SUPPLIED DATA
◇ ◇ ◇

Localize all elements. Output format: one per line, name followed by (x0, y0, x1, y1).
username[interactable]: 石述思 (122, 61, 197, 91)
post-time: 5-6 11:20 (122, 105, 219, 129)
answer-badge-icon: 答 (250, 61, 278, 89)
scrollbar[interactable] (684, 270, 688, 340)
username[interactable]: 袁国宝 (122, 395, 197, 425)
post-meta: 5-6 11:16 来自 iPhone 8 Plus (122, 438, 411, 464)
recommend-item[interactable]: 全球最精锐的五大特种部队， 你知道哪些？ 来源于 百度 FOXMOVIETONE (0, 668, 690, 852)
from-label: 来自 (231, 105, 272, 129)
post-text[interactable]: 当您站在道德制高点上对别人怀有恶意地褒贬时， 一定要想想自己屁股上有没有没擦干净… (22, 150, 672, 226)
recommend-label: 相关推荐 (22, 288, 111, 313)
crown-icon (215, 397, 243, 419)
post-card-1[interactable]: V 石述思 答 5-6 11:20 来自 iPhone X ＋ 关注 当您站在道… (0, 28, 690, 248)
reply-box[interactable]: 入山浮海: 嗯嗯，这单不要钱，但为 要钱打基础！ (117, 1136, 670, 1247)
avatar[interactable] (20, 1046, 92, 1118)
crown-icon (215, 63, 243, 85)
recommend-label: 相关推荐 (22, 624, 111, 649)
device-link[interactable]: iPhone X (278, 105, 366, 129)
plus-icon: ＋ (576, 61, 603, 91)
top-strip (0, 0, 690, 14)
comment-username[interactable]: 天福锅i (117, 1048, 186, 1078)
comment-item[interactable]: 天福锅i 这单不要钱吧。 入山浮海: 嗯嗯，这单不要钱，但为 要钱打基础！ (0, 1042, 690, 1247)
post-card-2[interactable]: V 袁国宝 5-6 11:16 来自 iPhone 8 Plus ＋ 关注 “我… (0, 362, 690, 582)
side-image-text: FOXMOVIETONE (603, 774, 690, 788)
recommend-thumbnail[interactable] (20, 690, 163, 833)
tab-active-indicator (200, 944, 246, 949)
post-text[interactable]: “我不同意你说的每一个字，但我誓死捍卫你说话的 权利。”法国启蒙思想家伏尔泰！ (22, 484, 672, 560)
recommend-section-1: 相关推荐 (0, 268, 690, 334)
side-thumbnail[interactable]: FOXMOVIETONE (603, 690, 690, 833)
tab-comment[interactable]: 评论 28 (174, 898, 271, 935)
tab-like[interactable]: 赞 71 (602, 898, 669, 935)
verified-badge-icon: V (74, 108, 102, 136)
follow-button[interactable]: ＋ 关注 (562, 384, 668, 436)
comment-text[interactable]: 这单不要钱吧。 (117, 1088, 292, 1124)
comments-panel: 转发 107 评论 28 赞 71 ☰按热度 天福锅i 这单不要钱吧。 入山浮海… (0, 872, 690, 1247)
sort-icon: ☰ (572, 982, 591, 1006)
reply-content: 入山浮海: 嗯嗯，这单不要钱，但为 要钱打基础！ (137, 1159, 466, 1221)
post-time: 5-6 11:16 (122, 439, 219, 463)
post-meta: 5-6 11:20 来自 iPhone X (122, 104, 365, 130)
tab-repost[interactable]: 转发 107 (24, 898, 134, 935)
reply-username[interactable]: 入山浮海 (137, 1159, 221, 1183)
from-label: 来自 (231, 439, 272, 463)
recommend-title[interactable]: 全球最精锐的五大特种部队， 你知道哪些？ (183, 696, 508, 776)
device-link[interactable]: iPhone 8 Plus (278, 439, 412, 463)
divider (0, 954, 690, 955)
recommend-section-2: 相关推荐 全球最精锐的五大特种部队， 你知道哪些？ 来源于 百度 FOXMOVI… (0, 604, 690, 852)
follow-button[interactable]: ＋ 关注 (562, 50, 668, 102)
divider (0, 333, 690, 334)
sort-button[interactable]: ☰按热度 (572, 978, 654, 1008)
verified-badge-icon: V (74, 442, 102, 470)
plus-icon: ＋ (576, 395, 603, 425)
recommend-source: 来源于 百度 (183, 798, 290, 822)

◇ ◇ ◇

SHORT TASK
Could you repeat the entries from the first line through the line containing "comment-username[interactable]: 天福锅i (117, 1048, 186, 1078)", swapping "crown-icon" for "vip-icon" and leaving everything else unchanged?

IN RESPONSE
Localize all elements. Output format: one per line, name followed by (x0, y0, x1, y1).
username[interactable]: 石述思 (122, 61, 197, 91)
post-time: 5-6 11:20 (122, 105, 219, 129)
answer-badge-icon: 答 (250, 61, 278, 89)
scrollbar[interactable] (684, 270, 688, 340)
username[interactable]: 袁国宝 (122, 395, 197, 425)
post-meta: 5-6 11:16 来自 iPhone 8 Plus (122, 438, 411, 464)
recommend-item[interactable]: 全球最精锐的五大特种部队， 你知道哪些？ 来源于 百度 FOXMOVIETONE (0, 668, 690, 852)
from-label: 来自 (231, 105, 272, 129)
post-text[interactable]: 当您站在道德制高点上对别人怀有恶意地褒贬时， 一定要想想自己屁股上有没有没擦干净… (22, 150, 672, 226)
recommend-label: 相关推荐 (22, 288, 111, 313)
vip-icon (215, 397, 243, 419)
post-card-1[interactable]: V 石述思 答 5-6 11:20 来自 iPhone X ＋ 关注 当您站在道… (0, 28, 690, 248)
reply-box[interactable]: 入山浮海: 嗯嗯，这单不要钱，但为 要钱打基础！ (117, 1136, 670, 1247)
avatar[interactable] (20, 1046, 92, 1118)
vip-icon (215, 63, 243, 85)
recommend-label: 相关推荐 (22, 624, 111, 649)
device-link[interactable]: iPhone X (278, 105, 366, 129)
plus-icon: ＋ (576, 61, 603, 91)
top-strip (0, 0, 690, 14)
comment-username[interactable]: 天福锅i (117, 1048, 186, 1078)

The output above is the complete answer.